- Exercise directions: Would you repeat the listing exactly, without any of its images?

* * *

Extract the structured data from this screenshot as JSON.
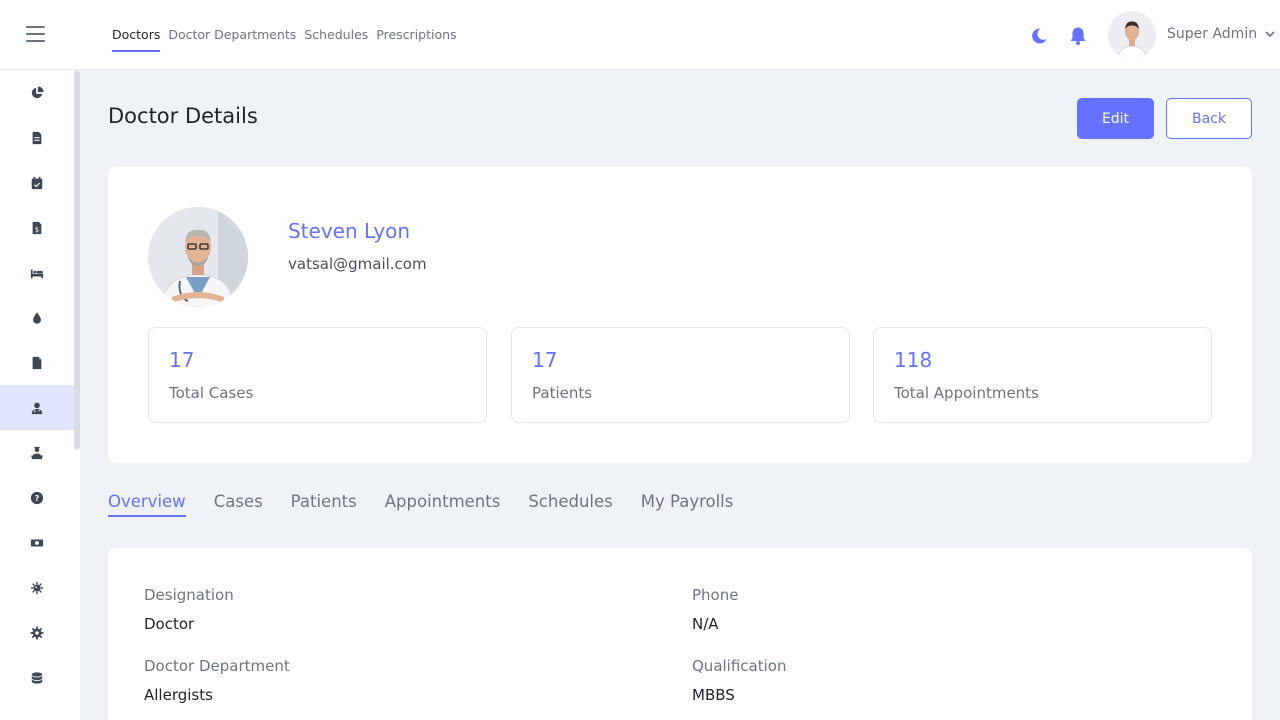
{
  "topnav": {
    "items": [
      "Doctors",
      "Doctor Departments",
      "Schedules",
      "Prescriptions"
    ]
  },
  "user": {
    "name": "Super Admin"
  },
  "colors": {
    "accent": "#6571ff",
    "background": "#eff3f7"
  },
  "sidebar": {
    "icons": [
      "chart-pie-icon",
      "file-icon",
      "calendar-check-icon",
      "file-invoice-dollar-icon",
      "bed-icon",
      "blood-drop-icon",
      "document-icon",
      "user-doctor-icon",
      "user-nurse-icon",
      "question-circle-icon",
      "money-bill-icon",
      "virus-icon",
      "gear-icon",
      "coins-icon"
    ],
    "active_index": 7
  },
  "page": {
    "title": "Doctor Details",
    "edit_label": "Edit",
    "back_label": "Back"
  },
  "profile": {
    "name": "Steven Lyon",
    "email": "vatsal@gmail.com"
  },
  "stats": [
    {
      "value": "17",
      "label": "Total Cases"
    },
    {
      "value": "17",
      "label": "Patients"
    },
    {
      "value": "118",
      "label": "Total Appointments"
    }
  ],
  "tabs": [
    "Overview",
    "Cases",
    "Patients",
    "Appointments",
    "Schedules",
    "My Payrolls"
  ],
  "details": {
    "designation_label": "Designation",
    "designation_value": "Doctor",
    "phone_label": "Phone",
    "phone_value": "N/A",
    "department_label": "Doctor Department",
    "department_value": "Allergists",
    "qualification_label": "Qualification",
    "qualification_value": "MBBS"
  }
}
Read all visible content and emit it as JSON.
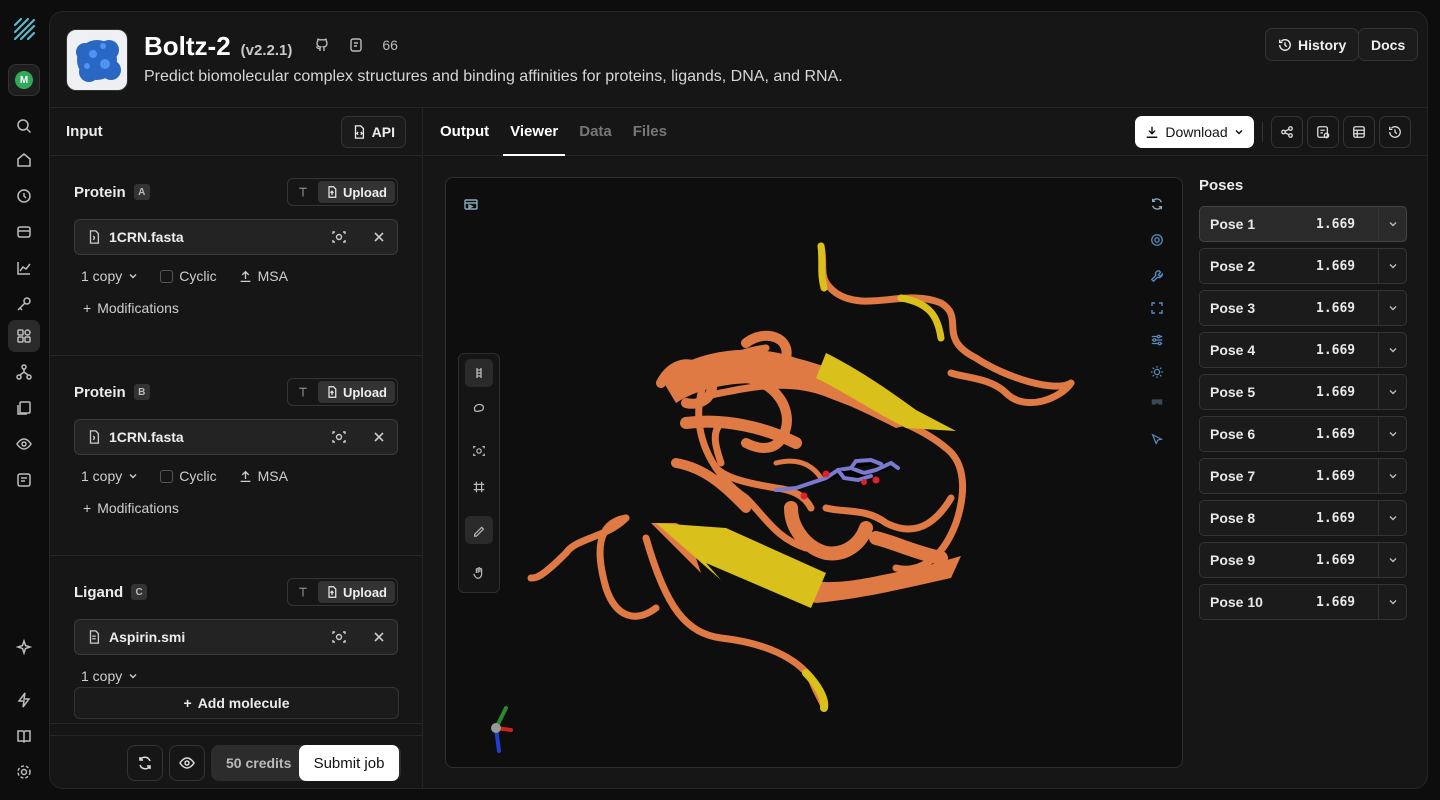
{
  "app": {
    "logo": "logo-icon",
    "avatar_letter": "M"
  },
  "rail": [
    "search-icon",
    "home-icon",
    "history-icon",
    "billing-icon",
    "chart-icon",
    "key-icon",
    "apps-icon",
    "network-icon",
    "docs-icon",
    "eye-icon",
    "list-icon",
    "sparkle-icon",
    "bolt-icon",
    "book-icon",
    "settings-icon"
  ],
  "header": {
    "title": "Boltz-2",
    "version": "(v2.2.1)",
    "stat": "66",
    "description": "Predict biomolecular complex structures and binding affinities for proteins, ligands, DNA, and RNA.",
    "history_label": "History",
    "docs_label": "Docs"
  },
  "input": {
    "title": "Input",
    "api_label": "API",
    "upload_label": "Upload",
    "molecules": [
      {
        "type": "Protein",
        "chain": "A",
        "file": "1CRN.fasta",
        "copies": "1 copy",
        "cyclic": "Cyclic",
        "msa": "MSA",
        "mods": "Modifications"
      },
      {
        "type": "Protein",
        "chain": "B",
        "file": "1CRN.fasta",
        "copies": "1 copy",
        "cyclic": "Cyclic",
        "msa": "MSA",
        "mods": "Modifications"
      },
      {
        "type": "Ligand",
        "chain": "C",
        "file": "Aspirin.smi",
        "copies": "1 copy"
      }
    ],
    "add_molecule": "Add molecule",
    "credits": "50 credits",
    "submit": "Submit job"
  },
  "output": {
    "tabs": [
      "Output",
      "Viewer",
      "Data",
      "Files"
    ],
    "active_tab": "Viewer",
    "download": "Download",
    "poses_title": "Poses",
    "poses": [
      {
        "name": "Pose 1",
        "score": "1.669"
      },
      {
        "name": "Pose 2",
        "score": "1.669"
      },
      {
        "name": "Pose 3",
        "score": "1.669"
      },
      {
        "name": "Pose 4",
        "score": "1.669"
      },
      {
        "name": "Pose 5",
        "score": "1.669"
      },
      {
        "name": "Pose 6",
        "score": "1.669"
      },
      {
        "name": "Pose 7",
        "score": "1.669"
      },
      {
        "name": "Pose 8",
        "score": "1.669"
      },
      {
        "name": "Pose 9",
        "score": "1.669"
      },
      {
        "name": "Pose 10",
        "score": "1.669"
      }
    ],
    "selected_pose": "Pose 1"
  },
  "colors": {
    "protein": "#e07a45",
    "sheet": "#d9c01a",
    "ligand": "#7a7ad0",
    "oxygen": "#e0202a",
    "accent": "#ffffff"
  }
}
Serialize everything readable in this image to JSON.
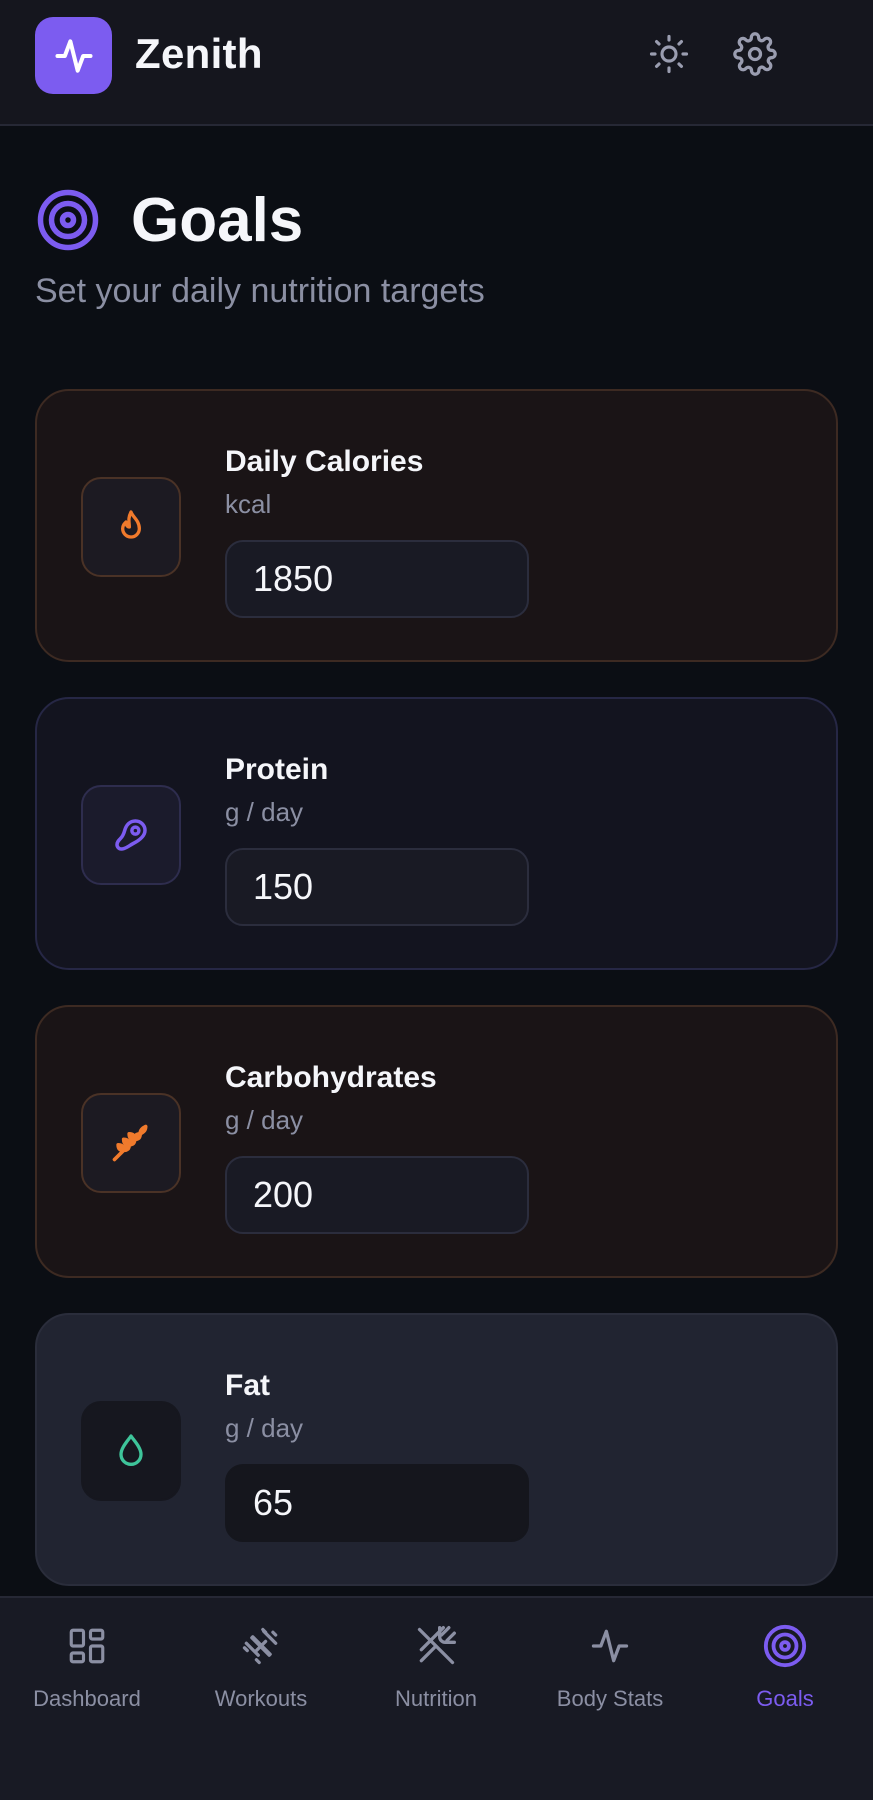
{
  "app": {
    "name": "Zenith"
  },
  "header": {
    "icons": [
      "sun-icon",
      "gear-icon"
    ]
  },
  "page": {
    "title": "Goals",
    "subtitle": "Set your daily nutrition targets"
  },
  "goals": [
    {
      "title": "Daily Calories",
      "unit": "kcal",
      "value": "1850",
      "icon": "flame-icon",
      "accent": "#f07a2c"
    },
    {
      "title": "Protein",
      "unit": "g / day",
      "value": "150",
      "icon": "steak-icon",
      "accent": "#7c5cf0"
    },
    {
      "title": "Carbohydrates",
      "unit": "g / day",
      "value": "200",
      "icon": "wheat-icon",
      "accent": "#f07a2c"
    },
    {
      "title": "Fat",
      "unit": "g / day",
      "value": "65",
      "icon": "droplet-icon",
      "accent": "#3ec49a"
    }
  ],
  "nav": [
    {
      "label": "Dashboard",
      "icon": "dashboard-icon",
      "active": false
    },
    {
      "label": "Workouts",
      "icon": "dumbbell-icon",
      "active": false
    },
    {
      "label": "Nutrition",
      "icon": "utensils-icon",
      "active": false
    },
    {
      "label": "Body Stats",
      "icon": "activity-icon",
      "active": false
    },
    {
      "label": "Goals",
      "icon": "target-icon",
      "active": true
    }
  ],
  "colors": {
    "accent": "#7c5cf0",
    "orange": "#f07a2c",
    "green": "#3ec49a",
    "muted": "#8b8fa3"
  }
}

* * *

- Solution:
Extract the structured data from this screenshot as JSON.
{
  "topnav": {
    "items": [
      "Doctors",
      "Doctor Departments",
      "Schedules",
      "Prescriptions"
    ]
  },
  "user": {
    "name": "Super Admin"
  },
  "colors": {
    "accent": "#6571ff",
    "background": "#eff3f7"
  },
  "sidebar": {
    "icons": [
      "chart-pie-icon",
      "file-icon",
      "calendar-check-icon",
      "file-invoice-dollar-icon",
      "bed-icon",
      "blood-drop-icon",
      "document-icon",
      "user-doctor-icon",
      "user-nurse-icon",
      "question-circle-icon",
      "money-bill-icon",
      "virus-icon",
      "gear-icon",
      "coins-icon"
    ],
    "active_index": 7
  },
  "page": {
    "title": "Doctor Details",
    "edit_label": "Edit",
    "back_label": "Back"
  },
  "profile": {
    "name": "Steven Lyon",
    "email": "vatsal@gmail.com"
  },
  "stats": [
    {
      "value": "17",
      "label": "Total Cases"
    },
    {
      "value": "17",
      "label": "Patients"
    },
    {
      "value": "118",
      "label": "Total Appointments"
    }
  ],
  "tabs": [
    "Overview",
    "Cases",
    "Patients",
    "Appointments",
    "Schedules",
    "My Payrolls"
  ],
  "details": {
    "designation_label": "Designation",
    "designation_value": "Doctor",
    "phone_label": "Phone",
    "phone_value": "N/A",
    "department_label": "Doctor Department",
    "department_value": "Allergists",
    "qualification_label": "Qualification",
    "qualification_value": "MBBS"
  }
}
Read all visible content and emit it as JSON.
{
  "app": {
    "logo": "logo-icon",
    "avatar_letter": "M"
  },
  "rail": [
    "search-icon",
    "home-icon",
    "history-icon",
    "billing-icon",
    "chart-icon",
    "key-icon",
    "apps-icon",
    "network-icon",
    "docs-icon",
    "eye-icon",
    "list-icon",
    "sparkle-icon",
    "bolt-icon",
    "book-icon",
    "settings-icon"
  ],
  "header": {
    "title": "Boltz-2",
    "version": "(v2.2.1)",
    "stat": "66",
    "description": "Predict biomolecular complex structures and binding affinities for proteins, ligands, DNA, and RNA.",
    "history_label": "History",
    "docs_label": "Docs"
  },
  "input": {
    "title": "Input",
    "api_label": "API",
    "upload_label": "Upload",
    "molecules": [
      {
        "type": "Protein",
        "chain": "A",
        "file": "1CRN.fasta",
        "copies": "1 copy",
        "cyclic": "Cyclic",
        "msa": "MSA",
        "mods": "Modifications"
      },
      {
        "type": "Protein",
        "chain": "B",
        "file": "1CRN.fasta",
        "copies": "1 copy",
        "cyclic": "Cyclic",
        "msa": "MSA",
        "mods": "Modifications"
      },
      {
        "type": "Ligand",
        "chain": "C",
        "file": "Aspirin.smi",
        "copies": "1 copy"
      }
    ],
    "add_molecule": "Add molecule",
    "credits": "50 credits",
    "submit": "Submit job"
  },
  "output": {
    "tabs": [
      "Output",
      "Viewer",
      "Data",
      "Files"
    ],
    "active_tab": "Viewer",
    "download": "Download",
    "poses_title": "Poses",
    "poses": [
      {
        "name": "Pose 1",
        "score": "1.669"
      },
      {
        "name": "Pose 2",
        "score": "1.669"
      },
      {
        "name": "Pose 3",
        "score": "1.669"
      },
      {
        "name": "Pose 4",
        "score": "1.669"
      },
      {
        "name": "Pose 5",
        "score": "1.669"
      },
      {
        "name": "Pose 6",
        "score": "1.669"
      },
      {
        "name": "Pose 7",
        "score": "1.669"
      },
      {
        "name": "Pose 8",
        "score": "1.669"
      },
      {
        "name": "Pose 9",
        "score": "1.669"
      },
      {
        "name": "Pose 10",
        "score": "1.669"
      }
    ],
    "selected_pose": "Pose 1"
  },
  "colors": {
    "protein": "#e07a45",
    "sheet": "#d9c01a",
    "ligand": "#7a7ad0",
    "oxygen": "#e0202a",
    "accent": "#ffffff"
  }
}
Serialize everything readable in this image to JSON.
{
  "app": {
    "name": "Zenith"
  },
  "header": {
    "icons": [
      "sun-icon",
      "gear-icon"
    ]
  },
  "page": {
    "title": "Goals",
    "subtitle": "Set your daily nutrition targets"
  },
  "goals": [
    {
      "title": "Daily Calories",
      "unit": "kcal",
      "value": "1850",
      "icon": "flame-icon",
      "accent": "#f07a2c"
    },
    {
      "title": "Protein",
      "unit": "g / day",
      "value": "150",
      "icon": "steak-icon",
      "accent": "#7c5cf0"
    },
    {
      "title": "Carbohydrates",
      "unit": "g / day",
      "value": "200",
      "icon": "wheat-icon",
      "accent": "#f07a2c"
    },
    {
      "title": "Fat",
      "unit": "g / day",
      "value": "65",
      "icon": "droplet-icon",
      "accent": "#3ec49a"
    }
  ],
  "nav": [
    {
      "label": "Dashboard",
      "icon": "dashboard-icon",
      "active": false
    },
    {
      "label": "Workouts",
      "icon": "dumbbell-icon",
      "active": false
    },
    {
      "label": "Nutrition",
      "icon": "utensils-icon",
      "active": false
    },
    {
      "label": "Body Stats",
      "icon": "activity-icon",
      "active": false
    },
    {
      "label": "Goals",
      "icon": "target-icon",
      "active": true
    }
  ],
  "colors": {
    "accent": "#7c5cf0",
    "orange": "#f07a2c",
    "green": "#3ec49a",
    "muted": "#8b8fa3"
  }
}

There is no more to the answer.